- **Written request**
Write out the whole listing word for word.

[A block of data]
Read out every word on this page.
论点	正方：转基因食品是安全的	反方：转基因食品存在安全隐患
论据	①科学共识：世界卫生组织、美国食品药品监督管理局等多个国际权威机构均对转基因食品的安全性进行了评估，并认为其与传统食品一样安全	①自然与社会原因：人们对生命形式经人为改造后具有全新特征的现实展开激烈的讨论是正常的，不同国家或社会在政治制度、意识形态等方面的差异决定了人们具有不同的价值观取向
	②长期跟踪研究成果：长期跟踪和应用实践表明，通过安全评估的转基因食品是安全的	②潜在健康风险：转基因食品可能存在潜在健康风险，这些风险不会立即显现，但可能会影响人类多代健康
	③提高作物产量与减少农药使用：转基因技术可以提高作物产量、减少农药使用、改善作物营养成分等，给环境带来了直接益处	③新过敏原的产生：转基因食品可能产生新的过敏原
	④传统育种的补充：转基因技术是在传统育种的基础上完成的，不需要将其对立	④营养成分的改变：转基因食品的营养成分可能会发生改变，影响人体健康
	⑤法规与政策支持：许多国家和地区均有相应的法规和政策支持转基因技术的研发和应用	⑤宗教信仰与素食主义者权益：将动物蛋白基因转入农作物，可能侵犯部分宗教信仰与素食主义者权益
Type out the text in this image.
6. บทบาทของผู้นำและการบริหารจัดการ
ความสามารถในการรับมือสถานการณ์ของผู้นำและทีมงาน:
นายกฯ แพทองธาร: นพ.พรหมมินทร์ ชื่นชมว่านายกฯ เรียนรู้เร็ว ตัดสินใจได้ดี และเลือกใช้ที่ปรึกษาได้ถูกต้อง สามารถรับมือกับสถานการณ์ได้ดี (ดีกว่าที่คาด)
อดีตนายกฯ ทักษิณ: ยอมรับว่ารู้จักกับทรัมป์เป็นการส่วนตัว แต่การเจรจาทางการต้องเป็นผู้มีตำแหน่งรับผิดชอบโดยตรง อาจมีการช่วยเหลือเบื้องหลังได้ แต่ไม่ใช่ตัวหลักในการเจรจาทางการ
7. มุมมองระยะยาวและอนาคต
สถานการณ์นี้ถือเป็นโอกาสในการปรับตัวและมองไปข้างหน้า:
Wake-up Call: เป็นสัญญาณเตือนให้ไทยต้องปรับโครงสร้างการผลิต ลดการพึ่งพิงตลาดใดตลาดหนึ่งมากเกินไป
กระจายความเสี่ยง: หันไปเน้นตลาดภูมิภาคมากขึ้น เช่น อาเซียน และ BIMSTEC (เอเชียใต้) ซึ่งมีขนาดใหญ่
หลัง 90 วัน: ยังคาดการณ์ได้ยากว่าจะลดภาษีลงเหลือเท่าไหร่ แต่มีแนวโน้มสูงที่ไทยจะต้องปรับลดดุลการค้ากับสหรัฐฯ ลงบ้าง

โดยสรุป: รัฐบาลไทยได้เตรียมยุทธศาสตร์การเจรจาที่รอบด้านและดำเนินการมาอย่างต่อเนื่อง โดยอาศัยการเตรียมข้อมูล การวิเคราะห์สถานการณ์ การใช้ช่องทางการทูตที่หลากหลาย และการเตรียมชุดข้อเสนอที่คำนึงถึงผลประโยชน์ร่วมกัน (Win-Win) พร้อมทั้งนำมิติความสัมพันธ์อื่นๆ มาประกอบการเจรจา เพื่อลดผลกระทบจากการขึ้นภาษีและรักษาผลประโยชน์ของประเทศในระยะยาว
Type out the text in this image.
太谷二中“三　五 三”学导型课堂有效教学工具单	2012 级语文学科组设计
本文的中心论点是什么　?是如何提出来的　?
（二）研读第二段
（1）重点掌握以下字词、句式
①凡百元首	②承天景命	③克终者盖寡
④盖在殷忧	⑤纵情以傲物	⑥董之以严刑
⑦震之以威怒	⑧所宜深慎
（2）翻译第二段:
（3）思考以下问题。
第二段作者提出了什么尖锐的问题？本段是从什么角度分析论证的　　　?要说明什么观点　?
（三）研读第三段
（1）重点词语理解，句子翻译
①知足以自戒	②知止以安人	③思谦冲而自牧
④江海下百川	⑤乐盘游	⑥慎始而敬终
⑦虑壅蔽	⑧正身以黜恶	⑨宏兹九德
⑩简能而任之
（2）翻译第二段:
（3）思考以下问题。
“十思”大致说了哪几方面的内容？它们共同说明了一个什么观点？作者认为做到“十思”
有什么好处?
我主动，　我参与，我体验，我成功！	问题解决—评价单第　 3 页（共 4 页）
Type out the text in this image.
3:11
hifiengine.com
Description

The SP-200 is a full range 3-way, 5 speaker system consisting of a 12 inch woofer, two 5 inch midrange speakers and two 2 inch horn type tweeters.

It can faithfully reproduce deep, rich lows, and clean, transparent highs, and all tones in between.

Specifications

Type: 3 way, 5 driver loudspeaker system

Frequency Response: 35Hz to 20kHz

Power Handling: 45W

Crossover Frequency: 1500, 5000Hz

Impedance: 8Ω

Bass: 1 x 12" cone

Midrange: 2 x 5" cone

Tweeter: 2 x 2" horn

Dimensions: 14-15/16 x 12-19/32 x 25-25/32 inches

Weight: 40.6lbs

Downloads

- **Solution for this task**
Read out every word on this page.
论点	正方：转基因食品是安全的	反方：转基因食品存在安全隐患
论据	①科学共识：世界卫生组织、美国食品药品监督管理局等多个国际权威机构均对转基因食品的安全性进行了评估，并认为其与传统食品一样安全	①自然与社会原因：人们对生命形式经人为改造后具有全新特征的现实展开激烈的讨论是正常的，不同国家或社会在政治制度、意识形态等方面的差异决定了人们具有不同的价值观取向
	②长期跟踪研究成果：长期跟踪和应用实践表明，通过安全评估的转基因食品是安全的	②潜在健康风险：转基因食品可能存在潜在健康风险，这些风险不会立即显现，但可能会影响人类多代健康
	③提高作物产量与减少农药使用：转基因技术可以提高作物产量、减少农药使用、改善作物营养成分等，给环境带来了直接益处	③新过敏原的产生：转基因食品可能产生新的过敏原
	④传统育种的补充：转基因技术是在传统育种的基础上完成的，不需要将其对立	④营养成分的改变：转基因食品的营养成分可能会发生改变，影响人体健康
	⑤法规与政策支持：许多国家和地区均有相应的法规和政策支持转基因技术的研发和应用	⑤宗教信仰与素食主义者权益：将动物蛋白基因转入农作物，可能侵犯部分宗教信仰与素食主义者权益
Type out the text in this image.
6. บทบาทของผู้นำและการบริหารจัดการ
ความสามารถในการรับมือสถานการณ์ของผู้นำและทีมงาน:
นายกฯ แพทองธาร: นพ.พรหมมินทร์ ชื่นชมว่านายกฯ เรียนรู้เร็ว ตัดสินใจได้ดี และเลือกใช้ที่ปรึกษาได้ถูกต้อง สามารถรับมือกับสถานการณ์ได้ดี (ดีกว่าที่คาด)
อดีตนายกฯ ทักษิณ: ยอมรับว่ารู้จักกับทรัมป์เป็นการส่วนตัว แต่การเจรจาทางการต้องเป็นผู้มีตำแหน่งรับผิดชอบโดยตรง อาจมีการช่วยเหลือเบื้องหลังได้ แต่ไม่ใช่ตัวหลักในการเจรจาทางการ
7. มุมมองระยะยาวและอนาคต
สถานการณ์นี้ถือเป็นโอกาสในการปรับตัวและมองไปข้างหน้า:
Wake-up Call: เป็นสัญญาณเตือนให้ไทยต้องปรับโครงสร้างการผลิต ลดการพึ่งพิงตลาดใดตลาดหนึ่งมากเกินไป
กระจายความเสี่ยง: หันไปเน้นตลาดภูมิภาคมากขึ้น เช่น อาเซียน และ BIMSTEC (เอเชียใต้) ซึ่งมีขนาดใหญ่
หลัง 90 วัน: ยังคาดการณ์ได้ยากว่าจะลดภาษีลงเหลือเท่าไหร่ แต่มีแนวโน้มสูงที่ไทยจะต้องปรับลดดุลการค้ากับสหรัฐฯ ลงบ้าง

โดยสรุป: รัฐบาลไทยได้เตรียมยุทธศาสตร์การเจรจาที่รอบด้านและดำเนินการมาอย่างต่อเนื่อง โดยอาศัยการเตรียมข้อมูล การวิเคราะห์สถานการณ์ การใช้ช่องทางการทูตที่หลากหลาย และการเตรียมชุดข้อเสนอที่คำนึงถึงผลประโยชน์ร่วมกัน (Win-Win) พร้อมทั้งนำมิติความสัมพันธ์อื่นๆ มาประกอบการเจรจา เพื่อลดผลกระทบจากการขึ้นภาษีและรักษาผลประโยชน์ของประเทศในระยะยาว
Type out the text in this image.
太谷二中“三　五 三”学导型课堂有效教学工具单	2012 级语文学科组设计
本文的中心论点是什么　?是如何提出来的　?
（二）研读第二段
（1）重点掌握以下字词、句式
①凡百元首	②承天景命	③克终者盖寡
④盖在殷忧	⑤纵情以傲物	⑥董之以严刑
⑦震之以威怒	⑧所宜深慎
（2）翻译第二段:
（3）思考以下问题。
第二段作者提出了什么尖锐的问题？本段是从什么角度分析论证的　　　?要说明什么观点　?
（三）研读第三段
（1）重点词语理解，句子翻译
①知足以自戒	②知止以安人	③思谦冲而自牧
④江海下百川	⑤乐盘游	⑥慎始而敬终
⑦虑壅蔽	⑧正身以黜恶	⑨宏兹九德
⑩简能而任之
（2）翻译第二段:
（3）思考以下问题。
“十思”大致说了哪几方面的内容？它们共同说明了一个什么观点？作者认为做到“十思”
有什么好处?
我主动，　我参与，我体验，我成功！	问题解决—评价单第　 3 页（共 4 页）
Type out the text in this image.
3:11
hifiengine.com
Description

The SP-200 is a full range 3-way, 5 speaker system consisting of a 12 inch woofer, two 5 inch midrange speakers and two 2 inch horn type tweeters.

It can faithfully reproduce deep, rich lows, and clean, transparent highs, and all tones in between.

Specifications

Type: 3 way, 5 driver loudspeaker system

Frequency Response: 35Hz to 20kHz

Power Handling: 45W

Crossover Frequency: 1500, 5000Hz

Impedance: 8Ω

Bass: 1 x 12" cone

Midrange: 2 x 5" cone

Tweeter: 2 x 2" horn

Dimensions: 14-15/16 x 12-19/32 x 25-25/32 inches

Weight: 40.6lbs

Downloads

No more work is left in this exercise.